(Stored data entries)
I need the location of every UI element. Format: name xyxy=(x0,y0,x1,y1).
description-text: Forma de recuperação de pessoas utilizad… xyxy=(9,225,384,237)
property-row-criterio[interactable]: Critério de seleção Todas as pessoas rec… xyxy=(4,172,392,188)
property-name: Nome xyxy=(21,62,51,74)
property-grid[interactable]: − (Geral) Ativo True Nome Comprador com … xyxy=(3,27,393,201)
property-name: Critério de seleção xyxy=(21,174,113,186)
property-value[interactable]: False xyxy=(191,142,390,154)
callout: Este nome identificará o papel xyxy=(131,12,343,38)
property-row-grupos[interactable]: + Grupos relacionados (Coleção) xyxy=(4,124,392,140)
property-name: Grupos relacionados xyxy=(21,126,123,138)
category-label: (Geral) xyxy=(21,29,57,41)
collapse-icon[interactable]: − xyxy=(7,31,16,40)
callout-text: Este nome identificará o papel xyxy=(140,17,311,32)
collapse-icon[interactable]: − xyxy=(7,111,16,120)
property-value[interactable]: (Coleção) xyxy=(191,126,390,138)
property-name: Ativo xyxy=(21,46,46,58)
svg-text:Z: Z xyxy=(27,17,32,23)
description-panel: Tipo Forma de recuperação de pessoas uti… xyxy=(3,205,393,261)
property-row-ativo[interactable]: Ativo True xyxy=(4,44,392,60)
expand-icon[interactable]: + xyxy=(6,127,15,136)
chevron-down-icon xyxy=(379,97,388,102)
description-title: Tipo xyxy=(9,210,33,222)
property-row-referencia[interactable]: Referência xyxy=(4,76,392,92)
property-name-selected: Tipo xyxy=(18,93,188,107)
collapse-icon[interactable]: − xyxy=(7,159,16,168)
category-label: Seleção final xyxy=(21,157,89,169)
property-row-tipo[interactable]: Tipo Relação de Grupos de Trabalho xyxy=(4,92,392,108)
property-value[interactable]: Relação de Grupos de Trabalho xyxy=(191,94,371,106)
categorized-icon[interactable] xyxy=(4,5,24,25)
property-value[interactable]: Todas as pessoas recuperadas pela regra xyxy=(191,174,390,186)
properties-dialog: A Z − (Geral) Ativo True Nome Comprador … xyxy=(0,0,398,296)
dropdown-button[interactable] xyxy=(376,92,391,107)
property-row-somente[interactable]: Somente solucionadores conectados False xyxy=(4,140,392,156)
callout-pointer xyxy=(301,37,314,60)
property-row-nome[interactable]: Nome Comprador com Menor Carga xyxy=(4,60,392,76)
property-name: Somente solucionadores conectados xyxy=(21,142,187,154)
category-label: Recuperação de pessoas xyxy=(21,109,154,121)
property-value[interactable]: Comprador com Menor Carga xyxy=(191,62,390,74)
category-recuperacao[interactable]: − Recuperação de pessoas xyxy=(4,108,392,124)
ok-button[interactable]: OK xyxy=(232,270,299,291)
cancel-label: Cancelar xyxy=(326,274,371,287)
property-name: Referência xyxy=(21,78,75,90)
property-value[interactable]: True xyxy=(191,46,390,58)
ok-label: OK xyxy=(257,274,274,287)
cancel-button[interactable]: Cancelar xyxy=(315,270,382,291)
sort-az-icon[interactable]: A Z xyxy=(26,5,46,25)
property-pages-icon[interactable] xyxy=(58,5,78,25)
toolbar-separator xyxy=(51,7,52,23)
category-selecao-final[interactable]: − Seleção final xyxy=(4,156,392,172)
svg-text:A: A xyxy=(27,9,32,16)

_Task prompt_:
Reproduce all of the records above verbatim, line by line, with no changes.

_Reply_:
I need the location of every UI element. Format: name xyxy=(x0,y0,x1,y1).
description-text: Forma de recuperação de pessoas utilizad… xyxy=(9,225,384,237)
property-row-criterio[interactable]: Critério de seleção Todas as pessoas rec… xyxy=(4,172,392,188)
property-name: Nome xyxy=(21,62,51,74)
property-grid[interactable]: − (Geral) Ativo True Nome Comprador com … xyxy=(3,27,393,201)
property-name: Critério de seleção xyxy=(21,174,113,186)
property-value[interactable]: False xyxy=(191,142,390,154)
callout: Este nome identificará o papel xyxy=(131,12,343,38)
property-row-grupos[interactable]: + Grupos relacionados (Coleção) xyxy=(4,124,392,140)
property-name: Grupos relacionados xyxy=(21,126,123,138)
category-label: (Geral) xyxy=(21,29,57,41)
collapse-icon[interactable]: − xyxy=(7,31,16,40)
callout-text: Este nome identificará o papel xyxy=(140,17,311,32)
collapse-icon[interactable]: − xyxy=(7,111,16,120)
property-value[interactable]: (Coleção) xyxy=(191,126,390,138)
property-name: Ativo xyxy=(21,46,46,58)
svg-text:Z: Z xyxy=(27,17,32,23)
description-panel: Tipo Forma de recuperação de pessoas uti… xyxy=(3,205,393,261)
property-row-ativo[interactable]: Ativo True xyxy=(4,44,392,60)
expand-icon[interactable]: + xyxy=(6,127,15,136)
chevron-down-icon xyxy=(379,97,388,102)
description-title: Tipo xyxy=(9,210,33,222)
property-row-referencia[interactable]: Referência xyxy=(4,76,392,92)
property-name-selected: Tipo xyxy=(18,93,188,107)
collapse-icon[interactable]: − xyxy=(7,159,16,168)
category-label: Seleção final xyxy=(21,157,89,169)
property-row-tipo[interactable]: Tipo Relação de Grupos de Trabalho xyxy=(4,92,392,108)
property-value[interactable]: Relação de Grupos de Trabalho xyxy=(191,94,371,106)
categorized-icon[interactable] xyxy=(4,5,24,25)
property-value[interactable]: Todas as pessoas recuperadas pela regra xyxy=(191,174,390,186)
properties-dialog: A Z − (Geral) Ativo True Nome Comprador … xyxy=(0,0,398,296)
dropdown-button[interactable] xyxy=(376,92,391,107)
property-row-somente[interactable]: Somente solucionadores conectados False xyxy=(4,140,392,156)
callout-pointer xyxy=(301,37,314,60)
property-row-nome[interactable]: Nome Comprador com Menor Carga xyxy=(4,60,392,76)
property-name: Somente solucionadores conectados xyxy=(21,142,187,154)
category-label: Recuperação de pessoas xyxy=(21,109,154,121)
property-value[interactable]: Comprador com Menor Carga xyxy=(191,62,390,74)
category-recuperacao[interactable]: − Recuperação de pessoas xyxy=(4,108,392,124)
ok-button[interactable]: OK xyxy=(232,270,299,291)
cancel-label: Cancelar xyxy=(326,274,371,287)
property-name: Referência xyxy=(21,78,75,90)
property-value[interactable]: True xyxy=(191,46,390,58)
ok-label: OK xyxy=(257,274,274,287)
cancel-button[interactable]: Cancelar xyxy=(315,270,382,291)
sort-az-icon[interactable]: A Z xyxy=(26,5,46,25)
property-pages-icon[interactable] xyxy=(58,5,78,25)
toolbar-separator xyxy=(51,7,52,23)
category-selecao-final[interactable]: − Seleção final xyxy=(4,156,392,172)
svg-text:A: A xyxy=(27,9,32,16)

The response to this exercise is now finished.